_The exercise:_
Produce an exact copy of all the data below, dropping every image.

Dataset entries on figures:
********

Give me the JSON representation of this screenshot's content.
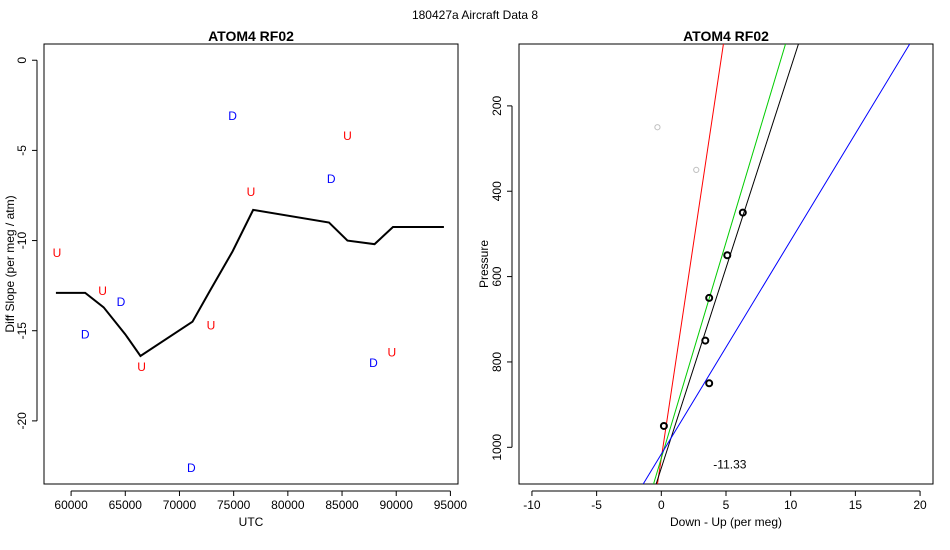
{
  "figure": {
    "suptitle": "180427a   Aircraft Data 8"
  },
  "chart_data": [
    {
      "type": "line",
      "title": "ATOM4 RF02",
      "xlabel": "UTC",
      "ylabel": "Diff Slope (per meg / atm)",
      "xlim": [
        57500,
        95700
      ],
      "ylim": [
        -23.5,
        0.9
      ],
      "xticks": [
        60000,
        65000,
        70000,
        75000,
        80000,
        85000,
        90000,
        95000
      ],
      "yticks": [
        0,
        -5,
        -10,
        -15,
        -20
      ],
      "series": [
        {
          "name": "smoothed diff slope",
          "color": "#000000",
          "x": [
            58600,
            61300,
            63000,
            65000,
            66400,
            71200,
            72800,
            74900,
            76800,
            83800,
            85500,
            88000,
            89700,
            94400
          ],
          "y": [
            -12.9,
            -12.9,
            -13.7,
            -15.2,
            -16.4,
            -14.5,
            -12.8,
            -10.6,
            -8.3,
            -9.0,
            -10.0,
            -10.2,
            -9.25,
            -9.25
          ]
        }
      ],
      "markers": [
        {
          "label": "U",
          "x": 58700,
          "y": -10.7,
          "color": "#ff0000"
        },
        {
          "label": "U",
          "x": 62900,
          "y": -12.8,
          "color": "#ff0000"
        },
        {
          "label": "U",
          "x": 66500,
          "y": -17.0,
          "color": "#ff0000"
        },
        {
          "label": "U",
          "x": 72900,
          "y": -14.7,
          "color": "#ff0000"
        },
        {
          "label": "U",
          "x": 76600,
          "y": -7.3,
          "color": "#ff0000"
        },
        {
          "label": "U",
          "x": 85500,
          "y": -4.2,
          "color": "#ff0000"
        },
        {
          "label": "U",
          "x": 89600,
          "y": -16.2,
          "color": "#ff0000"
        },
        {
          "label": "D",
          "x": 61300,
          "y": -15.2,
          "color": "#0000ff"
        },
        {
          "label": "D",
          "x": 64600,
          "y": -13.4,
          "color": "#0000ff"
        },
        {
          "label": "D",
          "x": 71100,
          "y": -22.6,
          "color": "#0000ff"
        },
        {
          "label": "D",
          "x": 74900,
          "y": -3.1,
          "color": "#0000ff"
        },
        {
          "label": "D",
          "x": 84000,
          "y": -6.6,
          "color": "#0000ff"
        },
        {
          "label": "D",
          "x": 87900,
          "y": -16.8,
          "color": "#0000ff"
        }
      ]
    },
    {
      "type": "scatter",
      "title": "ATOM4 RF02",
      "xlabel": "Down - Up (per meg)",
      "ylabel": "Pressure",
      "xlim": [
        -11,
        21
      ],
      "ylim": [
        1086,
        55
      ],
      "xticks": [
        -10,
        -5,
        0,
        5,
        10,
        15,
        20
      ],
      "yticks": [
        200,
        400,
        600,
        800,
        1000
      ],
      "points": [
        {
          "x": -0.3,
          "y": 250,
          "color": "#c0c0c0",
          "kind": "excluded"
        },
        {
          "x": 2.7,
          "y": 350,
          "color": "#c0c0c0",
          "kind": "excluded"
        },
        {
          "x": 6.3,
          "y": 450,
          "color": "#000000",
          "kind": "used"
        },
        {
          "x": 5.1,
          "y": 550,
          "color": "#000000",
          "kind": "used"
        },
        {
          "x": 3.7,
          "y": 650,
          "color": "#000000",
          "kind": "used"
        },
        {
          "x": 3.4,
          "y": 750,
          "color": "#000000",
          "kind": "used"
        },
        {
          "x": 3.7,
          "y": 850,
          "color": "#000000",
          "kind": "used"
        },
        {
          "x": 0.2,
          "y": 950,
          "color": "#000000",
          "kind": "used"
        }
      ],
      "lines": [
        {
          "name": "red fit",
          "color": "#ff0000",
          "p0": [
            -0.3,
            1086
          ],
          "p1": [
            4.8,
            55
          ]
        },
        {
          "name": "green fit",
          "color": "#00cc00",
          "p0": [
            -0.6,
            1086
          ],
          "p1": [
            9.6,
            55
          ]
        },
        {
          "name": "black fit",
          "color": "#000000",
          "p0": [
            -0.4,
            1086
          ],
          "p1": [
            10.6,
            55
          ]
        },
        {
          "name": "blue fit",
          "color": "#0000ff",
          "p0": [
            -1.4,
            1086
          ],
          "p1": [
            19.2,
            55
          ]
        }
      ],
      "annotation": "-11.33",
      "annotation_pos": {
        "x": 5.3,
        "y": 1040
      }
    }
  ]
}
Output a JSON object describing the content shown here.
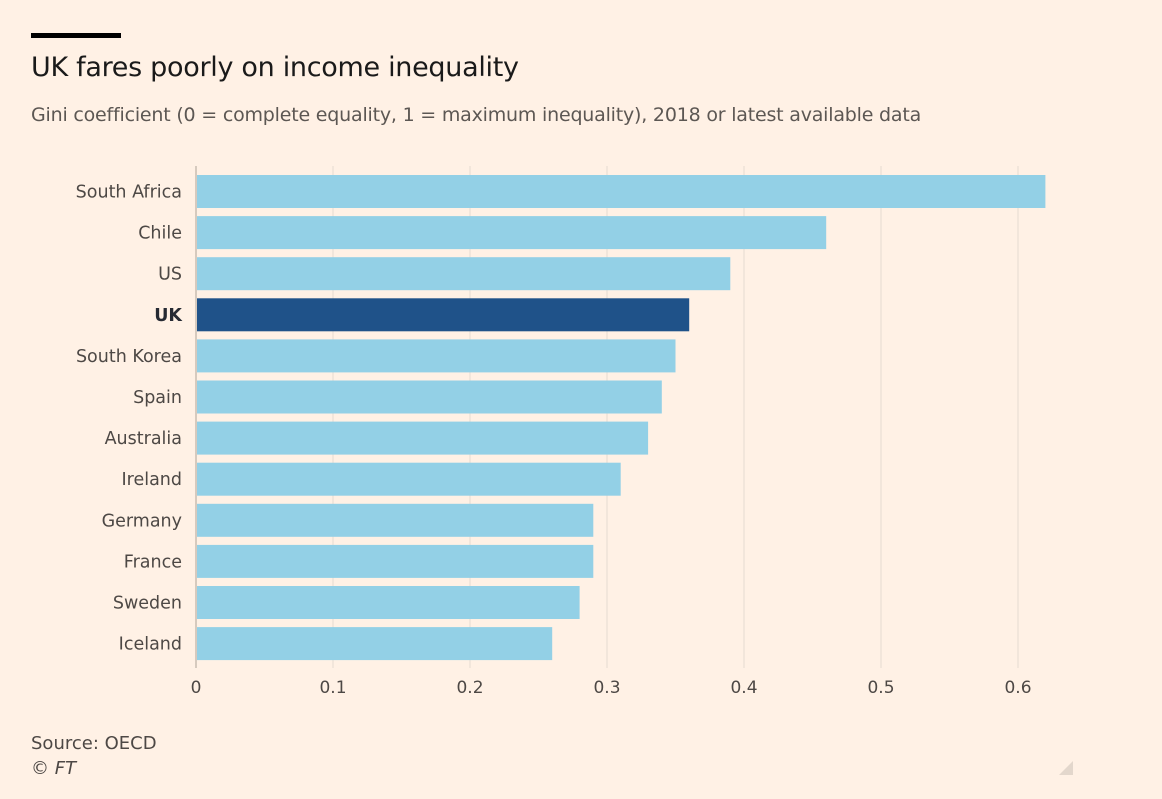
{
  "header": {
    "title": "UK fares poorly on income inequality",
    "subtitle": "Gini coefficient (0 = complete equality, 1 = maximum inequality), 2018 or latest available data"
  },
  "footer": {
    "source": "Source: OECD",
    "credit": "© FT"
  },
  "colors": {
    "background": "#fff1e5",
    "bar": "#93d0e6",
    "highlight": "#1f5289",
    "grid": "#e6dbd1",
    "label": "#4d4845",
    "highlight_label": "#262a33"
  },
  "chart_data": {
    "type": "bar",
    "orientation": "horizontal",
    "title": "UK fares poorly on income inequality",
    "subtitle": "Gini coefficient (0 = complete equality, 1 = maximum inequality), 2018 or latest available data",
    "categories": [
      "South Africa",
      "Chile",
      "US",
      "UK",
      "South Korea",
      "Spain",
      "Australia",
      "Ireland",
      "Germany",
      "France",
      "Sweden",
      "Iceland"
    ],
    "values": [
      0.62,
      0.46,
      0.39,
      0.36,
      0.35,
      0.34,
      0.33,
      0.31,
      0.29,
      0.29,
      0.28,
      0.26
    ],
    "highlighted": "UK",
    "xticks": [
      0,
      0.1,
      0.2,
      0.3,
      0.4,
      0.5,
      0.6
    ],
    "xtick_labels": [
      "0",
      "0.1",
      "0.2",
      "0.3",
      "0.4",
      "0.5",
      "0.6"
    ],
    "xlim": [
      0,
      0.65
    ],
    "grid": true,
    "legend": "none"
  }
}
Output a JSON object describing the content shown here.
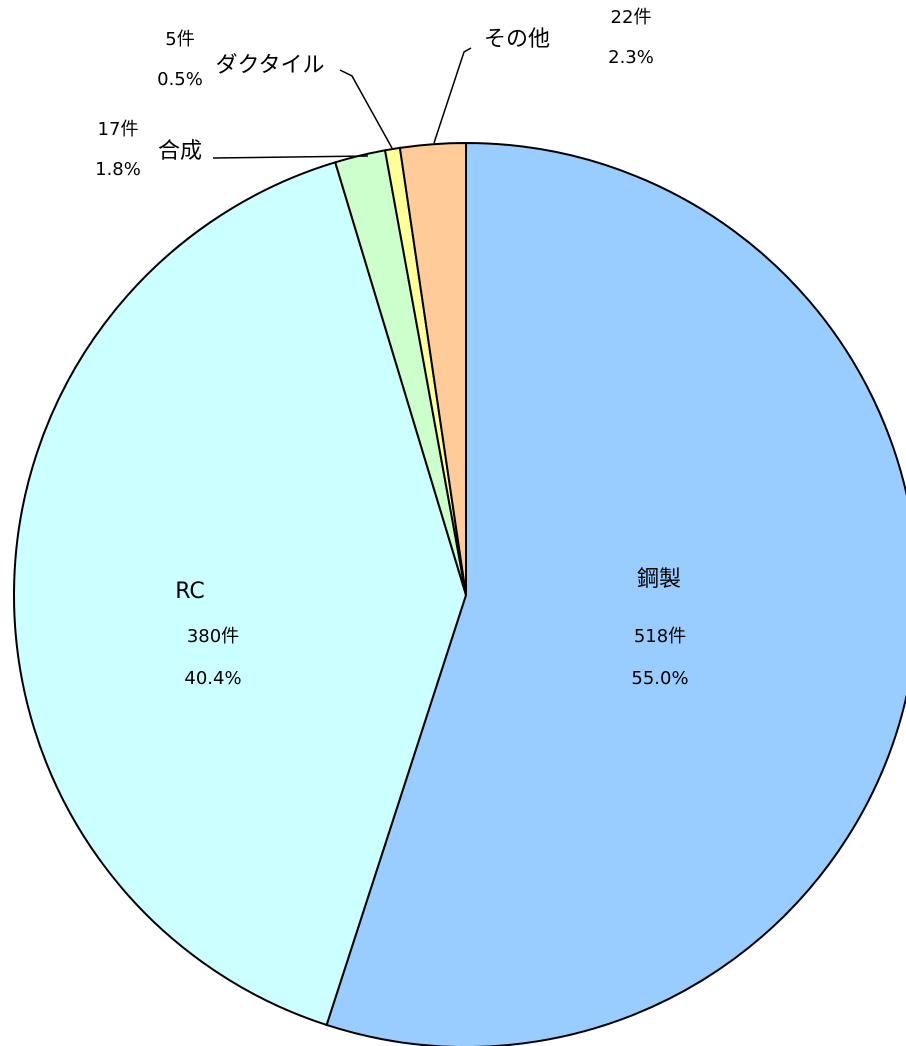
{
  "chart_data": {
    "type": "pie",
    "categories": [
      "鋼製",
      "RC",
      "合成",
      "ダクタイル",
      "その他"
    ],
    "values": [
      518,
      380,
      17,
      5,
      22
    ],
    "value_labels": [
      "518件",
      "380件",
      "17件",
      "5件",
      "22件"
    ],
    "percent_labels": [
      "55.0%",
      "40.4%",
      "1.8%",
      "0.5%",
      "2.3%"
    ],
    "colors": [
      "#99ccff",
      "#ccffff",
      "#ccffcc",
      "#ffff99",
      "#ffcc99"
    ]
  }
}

********

_Solution to the problem:_
Give me the JSON representation of this screenshot's content.
{
  "figure": {
    "suptitle": "180427a   Aircraft Data 8"
  },
  "chart_data": [
    {
      "type": "line",
      "title": "ATOM4 RF02",
      "xlabel": "UTC",
      "ylabel": "Diff Slope (per meg / atm)",
      "xlim": [
        57500,
        95700
      ],
      "ylim": [
        -23.5,
        0.9
      ],
      "xticks": [
        60000,
        65000,
        70000,
        75000,
        80000,
        85000,
        90000,
        95000
      ],
      "yticks": [
        0,
        -5,
        -10,
        -15,
        -20
      ],
      "series": [
        {
          "name": "smoothed diff slope",
          "color": "#000000",
          "x": [
            58600,
            61300,
            63000,
            65000,
            66400,
            71200,
            72800,
            74900,
            76800,
            83800,
            85500,
            88000,
            89700,
            94400
          ],
          "y": [
            -12.9,
            -12.9,
            -13.7,
            -15.2,
            -16.4,
            -14.5,
            -12.8,
            -10.6,
            -8.3,
            -9.0,
            -10.0,
            -10.2,
            -9.25,
            -9.25
          ]
        }
      ],
      "markers": [
        {
          "label": "U",
          "x": 58700,
          "y": -10.7,
          "color": "#ff0000"
        },
        {
          "label": "U",
          "x": 62900,
          "y": -12.8,
          "color": "#ff0000"
        },
        {
          "label": "U",
          "x": 66500,
          "y": -17.0,
          "color": "#ff0000"
        },
        {
          "label": "U",
          "x": 72900,
          "y": -14.7,
          "color": "#ff0000"
        },
        {
          "label": "U",
          "x": 76600,
          "y": -7.3,
          "color": "#ff0000"
        },
        {
          "label": "U",
          "x": 85500,
          "y": -4.2,
          "color": "#ff0000"
        },
        {
          "label": "U",
          "x": 89600,
          "y": -16.2,
          "color": "#ff0000"
        },
        {
          "label": "D",
          "x": 61300,
          "y": -15.2,
          "color": "#0000ff"
        },
        {
          "label": "D",
          "x": 64600,
          "y": -13.4,
          "color": "#0000ff"
        },
        {
          "label": "D",
          "x": 71100,
          "y": -22.6,
          "color": "#0000ff"
        },
        {
          "label": "D",
          "x": 74900,
          "y": -3.1,
          "color": "#0000ff"
        },
        {
          "label": "D",
          "x": 84000,
          "y": -6.6,
          "color": "#0000ff"
        },
        {
          "label": "D",
          "x": 87900,
          "y": -16.8,
          "color": "#0000ff"
        }
      ]
    },
    {
      "type": "scatter",
      "title": "ATOM4 RF02",
      "xlabel": "Down - Up (per meg)",
      "ylabel": "Pressure",
      "xlim": [
        -11,
        21
      ],
      "ylim": [
        1086,
        55
      ],
      "xticks": [
        -10,
        -5,
        0,
        5,
        10,
        15,
        20
      ],
      "yticks": [
        200,
        400,
        600,
        800,
        1000
      ],
      "points": [
        {
          "x": -0.3,
          "y": 250,
          "color": "#c0c0c0",
          "kind": "excluded"
        },
        {
          "x": 2.7,
          "y": 350,
          "color": "#c0c0c0",
          "kind": "excluded"
        },
        {
          "x": 6.3,
          "y": 450,
          "color": "#000000",
          "kind": "used"
        },
        {
          "x": 5.1,
          "y": 550,
          "color": "#000000",
          "kind": "used"
        },
        {
          "x": 3.7,
          "y": 650,
          "color": "#000000",
          "kind": "used"
        },
        {
          "x": 3.4,
          "y": 750,
          "color": "#000000",
          "kind": "used"
        },
        {
          "x": 3.7,
          "y": 850,
          "color": "#000000",
          "kind": "used"
        },
        {
          "x": 0.2,
          "y": 950,
          "color": "#000000",
          "kind": "used"
        }
      ],
      "lines": [
        {
          "name": "red fit",
          "color": "#ff0000",
          "p0": [
            -0.3,
            1086
          ],
          "p1": [
            4.8,
            55
          ]
        },
        {
          "name": "green fit",
          "color": "#00cc00",
          "p0": [
            -0.6,
            1086
          ],
          "p1": [
            9.6,
            55
          ]
        },
        {
          "name": "black fit",
          "color": "#000000",
          "p0": [
            -0.4,
            1086
          ],
          "p1": [
            10.6,
            55
          ]
        },
        {
          "name": "blue fit",
          "color": "#0000ff",
          "p0": [
            -1.4,
            1086
          ],
          "p1": [
            19.2,
            55
          ]
        }
      ],
      "annotation": "-11.33",
      "annotation_pos": {
        "x": 5.3,
        "y": 1040
      }
    }
  ]
}
Output a JSON object describing the content shown here.
{
  "header": {
    "title": "UK fares poorly on income inequality",
    "subtitle": "Gini coefficient (0 = complete equality, 1 = maximum inequality), 2018 or latest available data"
  },
  "footer": {
    "source": "Source: OECD",
    "credit": "© FT"
  },
  "colors": {
    "background": "#fff1e5",
    "bar": "#93d0e6",
    "highlight": "#1f5289",
    "grid": "#e6dbd1",
    "label": "#4d4845",
    "highlight_label": "#262a33"
  },
  "chart_data": {
    "type": "bar",
    "orientation": "horizontal",
    "title": "UK fares poorly on income inequality",
    "subtitle": "Gini coefficient (0 = complete equality, 1 = maximum inequality), 2018 or latest available data",
    "categories": [
      "South Africa",
      "Chile",
      "US",
      "UK",
      "South Korea",
      "Spain",
      "Australia",
      "Ireland",
      "Germany",
      "France",
      "Sweden",
      "Iceland"
    ],
    "values": [
      0.62,
      0.46,
      0.39,
      0.36,
      0.35,
      0.34,
      0.33,
      0.31,
      0.29,
      0.29,
      0.28,
      0.26
    ],
    "highlighted": "UK",
    "xticks": [
      0,
      0.1,
      0.2,
      0.3,
      0.4,
      0.5,
      0.6
    ],
    "xtick_labels": [
      "0",
      "0.1",
      "0.2",
      "0.3",
      "0.4",
      "0.5",
      "0.6"
    ],
    "xlim": [
      0,
      0.65
    ],
    "grid": true,
    "legend": "none"
  }
}
Output a JSON object describing the content shown here.
{
  "chart_data": {
    "type": "pie",
    "categories": [
      "鋼製",
      "RC",
      "合成",
      "ダクタイル",
      "その他"
    ],
    "values": [
      518,
      380,
      17,
      5,
      22
    ],
    "value_labels": [
      "518件",
      "380件",
      "17件",
      "5件",
      "22件"
    ],
    "percent_labels": [
      "55.0%",
      "40.4%",
      "1.8%",
      "0.5%",
      "2.3%"
    ],
    "colors": [
      "#99ccff",
      "#ccffff",
      "#ccffcc",
      "#ffff99",
      "#ffcc99"
    ]
  }
}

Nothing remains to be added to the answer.